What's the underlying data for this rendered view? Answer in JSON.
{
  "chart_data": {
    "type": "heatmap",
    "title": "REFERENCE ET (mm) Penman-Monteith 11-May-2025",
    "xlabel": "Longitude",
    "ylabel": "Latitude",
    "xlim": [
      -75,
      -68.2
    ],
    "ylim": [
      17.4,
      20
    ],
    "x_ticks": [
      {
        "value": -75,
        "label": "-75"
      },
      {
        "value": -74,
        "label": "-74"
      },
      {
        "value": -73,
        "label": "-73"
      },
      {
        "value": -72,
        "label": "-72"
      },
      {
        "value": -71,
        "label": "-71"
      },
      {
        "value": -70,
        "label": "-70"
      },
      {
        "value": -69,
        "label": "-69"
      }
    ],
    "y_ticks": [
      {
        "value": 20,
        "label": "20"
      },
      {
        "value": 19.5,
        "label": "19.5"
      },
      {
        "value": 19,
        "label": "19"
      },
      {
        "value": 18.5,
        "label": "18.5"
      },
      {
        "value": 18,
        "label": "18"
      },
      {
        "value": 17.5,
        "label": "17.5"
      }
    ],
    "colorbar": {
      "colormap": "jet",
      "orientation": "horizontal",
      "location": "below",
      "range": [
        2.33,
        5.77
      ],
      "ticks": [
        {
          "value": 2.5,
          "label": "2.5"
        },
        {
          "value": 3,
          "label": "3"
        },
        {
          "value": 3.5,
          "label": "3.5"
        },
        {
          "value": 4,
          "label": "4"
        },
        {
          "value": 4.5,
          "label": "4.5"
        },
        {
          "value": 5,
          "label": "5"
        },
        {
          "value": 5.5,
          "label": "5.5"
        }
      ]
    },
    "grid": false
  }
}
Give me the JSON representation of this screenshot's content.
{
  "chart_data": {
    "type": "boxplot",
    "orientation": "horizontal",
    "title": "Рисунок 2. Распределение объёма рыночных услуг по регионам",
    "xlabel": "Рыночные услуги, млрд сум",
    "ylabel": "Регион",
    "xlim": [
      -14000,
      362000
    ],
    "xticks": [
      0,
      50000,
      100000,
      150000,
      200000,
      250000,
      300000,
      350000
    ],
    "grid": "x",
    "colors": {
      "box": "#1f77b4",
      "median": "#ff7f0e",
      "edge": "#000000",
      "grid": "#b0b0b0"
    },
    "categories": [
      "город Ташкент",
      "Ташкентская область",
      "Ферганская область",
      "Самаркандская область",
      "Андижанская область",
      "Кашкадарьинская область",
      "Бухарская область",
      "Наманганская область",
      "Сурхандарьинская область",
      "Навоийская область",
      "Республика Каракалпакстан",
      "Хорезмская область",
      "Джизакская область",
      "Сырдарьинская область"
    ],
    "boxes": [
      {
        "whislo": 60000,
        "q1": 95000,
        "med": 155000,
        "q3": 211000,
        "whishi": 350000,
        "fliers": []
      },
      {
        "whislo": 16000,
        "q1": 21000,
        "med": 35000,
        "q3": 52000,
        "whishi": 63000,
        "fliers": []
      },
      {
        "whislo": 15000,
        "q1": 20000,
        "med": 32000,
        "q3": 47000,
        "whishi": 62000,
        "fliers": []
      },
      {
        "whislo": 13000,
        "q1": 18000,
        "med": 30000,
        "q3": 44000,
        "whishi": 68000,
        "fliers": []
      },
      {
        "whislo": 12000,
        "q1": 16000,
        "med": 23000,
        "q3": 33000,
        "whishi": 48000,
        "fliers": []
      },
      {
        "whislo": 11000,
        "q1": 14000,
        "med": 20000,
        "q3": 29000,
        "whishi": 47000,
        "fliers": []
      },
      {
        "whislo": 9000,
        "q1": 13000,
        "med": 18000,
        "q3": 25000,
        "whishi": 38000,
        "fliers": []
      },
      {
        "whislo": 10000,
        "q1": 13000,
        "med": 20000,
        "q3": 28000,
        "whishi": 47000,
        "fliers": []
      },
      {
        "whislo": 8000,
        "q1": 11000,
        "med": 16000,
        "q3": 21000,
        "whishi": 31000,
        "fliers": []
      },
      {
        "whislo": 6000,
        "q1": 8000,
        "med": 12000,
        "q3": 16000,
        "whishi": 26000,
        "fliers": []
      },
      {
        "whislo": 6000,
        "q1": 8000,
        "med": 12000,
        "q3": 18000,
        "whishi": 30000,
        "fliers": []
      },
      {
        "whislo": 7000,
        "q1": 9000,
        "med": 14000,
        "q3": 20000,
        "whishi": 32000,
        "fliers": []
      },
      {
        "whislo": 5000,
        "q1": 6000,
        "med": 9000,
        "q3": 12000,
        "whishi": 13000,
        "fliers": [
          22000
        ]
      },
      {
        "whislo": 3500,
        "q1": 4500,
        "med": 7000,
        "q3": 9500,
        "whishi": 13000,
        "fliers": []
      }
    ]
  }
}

→ **Aim of the exercise**
In the entries above, find every line with the word "xlabel" and list it.

→ **Solved problem**
    "xlabel": "Longitude",
    "xlabel": "Рыночные услуги, млрд сум",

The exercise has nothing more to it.